[What is asked] Please format the material as a numbered list, starting at its beginning and stopping after the line that contains "In FIG. 14, the bearings 15 is at (168, 56).". Skip blank lines and leave out the pictures.

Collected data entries
+===+

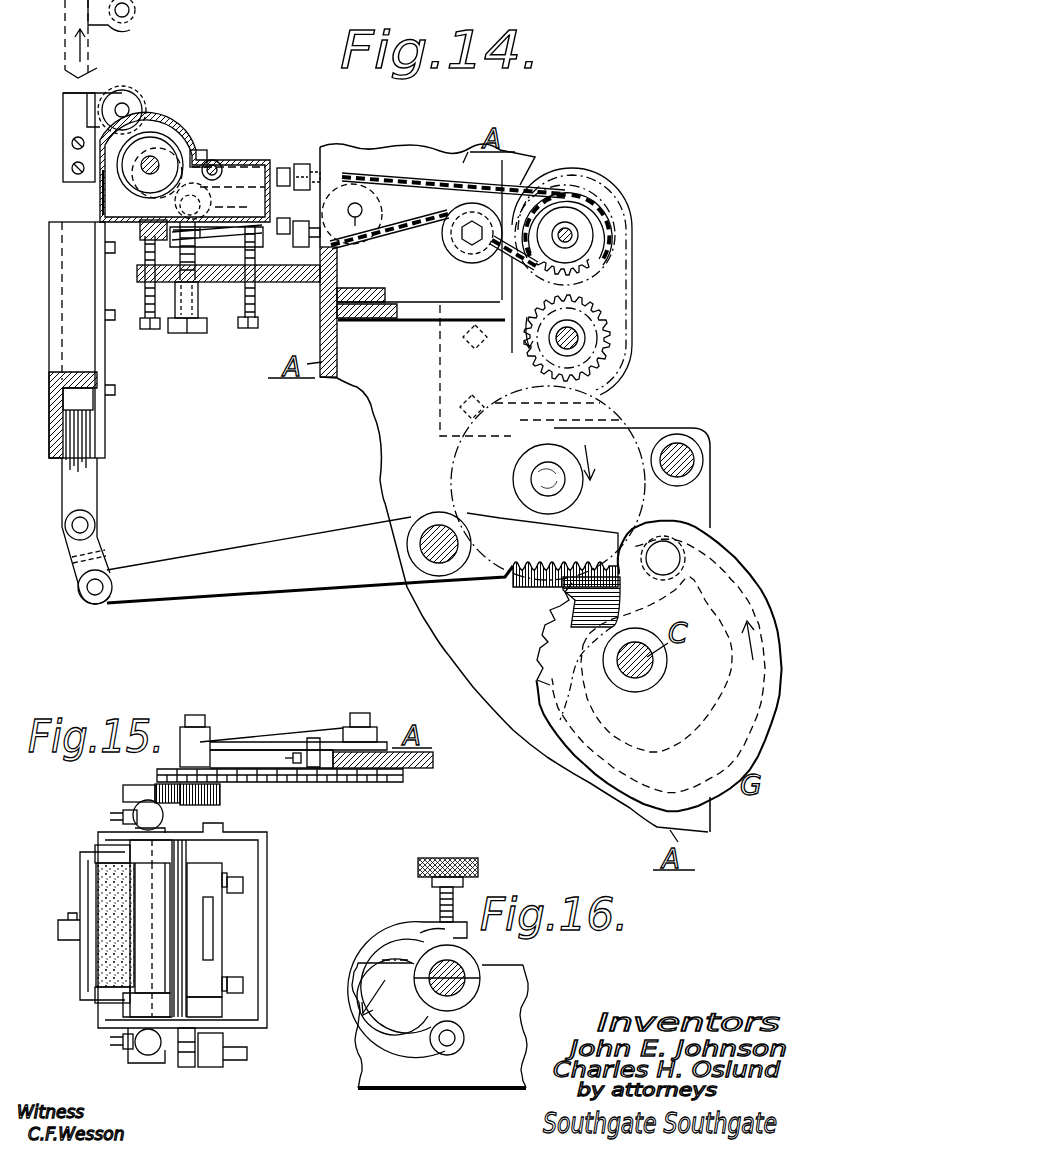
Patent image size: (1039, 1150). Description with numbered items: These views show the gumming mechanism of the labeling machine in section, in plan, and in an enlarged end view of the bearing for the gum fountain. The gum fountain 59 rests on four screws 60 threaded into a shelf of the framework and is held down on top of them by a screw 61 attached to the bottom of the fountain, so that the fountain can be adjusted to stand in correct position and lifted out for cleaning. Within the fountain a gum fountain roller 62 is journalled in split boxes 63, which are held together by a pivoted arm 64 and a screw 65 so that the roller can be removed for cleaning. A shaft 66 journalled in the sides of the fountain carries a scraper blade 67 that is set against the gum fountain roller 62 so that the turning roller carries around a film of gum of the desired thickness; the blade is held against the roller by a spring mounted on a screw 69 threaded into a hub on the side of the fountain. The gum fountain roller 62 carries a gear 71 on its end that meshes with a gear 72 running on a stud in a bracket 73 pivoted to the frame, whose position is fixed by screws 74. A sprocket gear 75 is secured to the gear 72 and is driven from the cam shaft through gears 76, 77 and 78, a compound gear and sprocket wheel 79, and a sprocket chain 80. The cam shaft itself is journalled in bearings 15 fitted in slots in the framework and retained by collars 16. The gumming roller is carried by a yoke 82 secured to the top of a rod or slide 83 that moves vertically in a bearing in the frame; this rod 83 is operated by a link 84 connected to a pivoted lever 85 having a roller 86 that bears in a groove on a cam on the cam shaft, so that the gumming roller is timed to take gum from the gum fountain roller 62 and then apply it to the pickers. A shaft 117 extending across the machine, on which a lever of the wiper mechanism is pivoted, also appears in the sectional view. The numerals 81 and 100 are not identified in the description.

In FIG. 14, the bearings 15 is at (168, 56).
In FIG. 15, the collars 16 is at (154, 1086).
In FIG. 14, the gum fountain 59 is at (267, 167).
In FIG. 15, the gum fountain 59 is at (267, 870).
In FIG. 16, the gum fountain 59 is at (527, 1020).
In FIG. 14, the screws 60 is at (145, 296).
In FIG. 14, the screw 61 is at (197, 258).
In FIG. 14, the gum fountain roller 62 is at (172, 127).
In FIG. 15, the gum fountain roller 62 is at (183, 862).
In FIG. 16, the split boxes 63 is at (472, 993).
In FIG. 15, the pivoted arm 64 is at (110, 817).
In FIG. 16, the pivoted arm 64 is at (403, 940).
In FIG. 15, the screw 65 is at (113, 1065).
In FIG. 16, the screw 65 is at (440, 900).
In FIG. 14, the shaft 66 is at (214, 167).
In FIG. 15, the shaft 66 is at (215, 913).
In FIG. 14, the scraper blade 67 is at (207, 143).
In FIG. 15, the scraper blade 67 is at (193, 942).
In FIG. 15, the screw 69 is at (188, 1062).
In FIG. 14, the gear 71 is at (117, 188).
In FIG. 15, the gear 71 is at (126, 792).
In FIG. 14, the gear 72 is at (225, 202).
In FIG. 15, the gear 72 is at (221, 797).
In FIG. 14, the bracket 73 is at (358, 312).
In FIG. 15, the bracket 73 is at (222, 735).
In FIG. 14, the screws 74 is at (298, 205).
In FIG. 15, the screws 74 is at (292, 758).
In FIG. 15, the sprocket gear 75 is at (269, 753).
In FIG. 14, the gear 76 is at (562, 632).
In FIG. 14, the gear 77 is at (607, 433).
In FIG. 14, the gear 78 is at (605, 332).
In FIG. 14, the compound gear and sprocket wheel 79 is at (600, 218).
In FIG. 14, the sprocket chain 80 is at (416, 212).
In FIG. 15, the sprocket chain 80 is at (325, 782).
In FIG. 14, the brush roller 81 is at (126, 90).
In FIG. 15, the brush roller 81 is at (95, 880).
In FIG. 14, the yoke 82 is at (103, 110).
In FIG. 15, the yoke 82 is at (85, 963).
In FIG. 14, the rod or slide 83 is at (92, 463).
In FIG. 14, the link 84 is at (103, 533).
In FIG. 14, the pivoted lever 85 is at (207, 557).
In FIG. 14, the roller 86 is at (683, 560).
In FIG. 14, the pin 100 is at (700, 458).
In FIG. 14, the shaft 117 is at (425, 530).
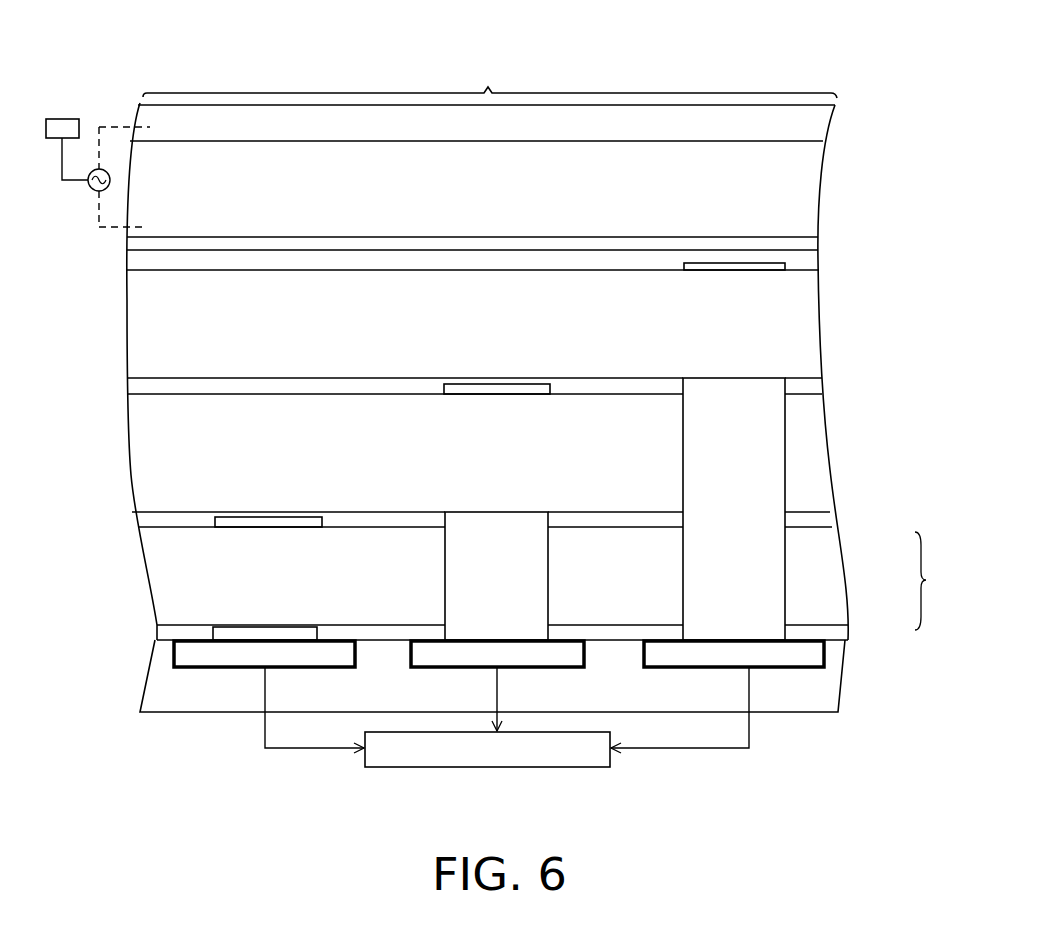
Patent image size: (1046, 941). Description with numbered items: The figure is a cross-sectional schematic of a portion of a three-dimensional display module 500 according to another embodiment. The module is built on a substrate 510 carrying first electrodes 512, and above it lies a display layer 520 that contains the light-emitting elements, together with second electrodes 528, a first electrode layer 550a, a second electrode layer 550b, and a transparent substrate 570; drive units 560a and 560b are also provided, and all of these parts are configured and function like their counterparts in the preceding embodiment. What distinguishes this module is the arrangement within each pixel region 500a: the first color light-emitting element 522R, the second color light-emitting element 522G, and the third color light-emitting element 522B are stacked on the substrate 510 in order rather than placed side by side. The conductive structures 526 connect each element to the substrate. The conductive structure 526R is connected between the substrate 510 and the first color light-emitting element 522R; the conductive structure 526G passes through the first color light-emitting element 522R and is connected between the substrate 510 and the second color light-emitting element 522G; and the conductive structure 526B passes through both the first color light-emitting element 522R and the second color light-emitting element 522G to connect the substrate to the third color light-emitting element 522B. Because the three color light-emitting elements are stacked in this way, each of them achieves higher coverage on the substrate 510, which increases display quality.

+===+

[Task response]
1. Patent image size: (1039, 1150). Description with numbered items: These views show the gumming mechanism of the labeling machine in section, in plan, and in an enlarged end view of the bearing for the gum fountain. The gum fountain 59 rests on four screws 60 threaded into a shelf of the framework and is held down on top of them by a screw 61 attached to the bottom of the fountain, so that the fountain can be adjusted to stand in correct position and lifted out for cleaning. Within the fountain a gum fountain roller 62 is journalled in split boxes 63, which are held together by a pivoted arm 64 and a screw 65 so that the roller can be removed for cleaning. A shaft 66 journalled in the sides of the fountain carries a scraper blade 67 that is set against the gum fountain roller 62 so that the turning roller carries around a film of gum of the desired thickness; the blade is held against the roller by a spring mounted on a screw 69 threaded into a hub on the side of the fountain. The gum fountain roller 62 carries a gear 71 on its end that meshes with a gear 72 running on a stud in a bracket 73 pivoted to the frame, whose position is fixed by screws 74. A sprocket gear 75 is secured to the gear 72 and is driven from the cam shaft through gears 76, 77 and 78, a compound gear and sprocket wheel 79, and a sprocket chain 80. The cam shaft itself is journalled in bearings 15 fitted in slots in the framework and retained by collars 16. The gumming roller is carried by a yoke 82 secured to the top of a rod or slide 83 that moves vertically in a bearing in the frame; this rod 83 is operated by a link 84 connected to a pivoted lever 85 having a roller 86 that bears in a groove on a cam on the cam shaft, so that the gumming roller is timed to take gum from the gum fountain roller 62 and then apply it to the pickers. A shaft 117 extending across the machine, on which a lever of the wiper mechanism is pivoted, also appears in the sectional view. The numerals 81 and 100 are not identified in the description.
2. In FIG. 14, the bearings 15 is at (168, 56).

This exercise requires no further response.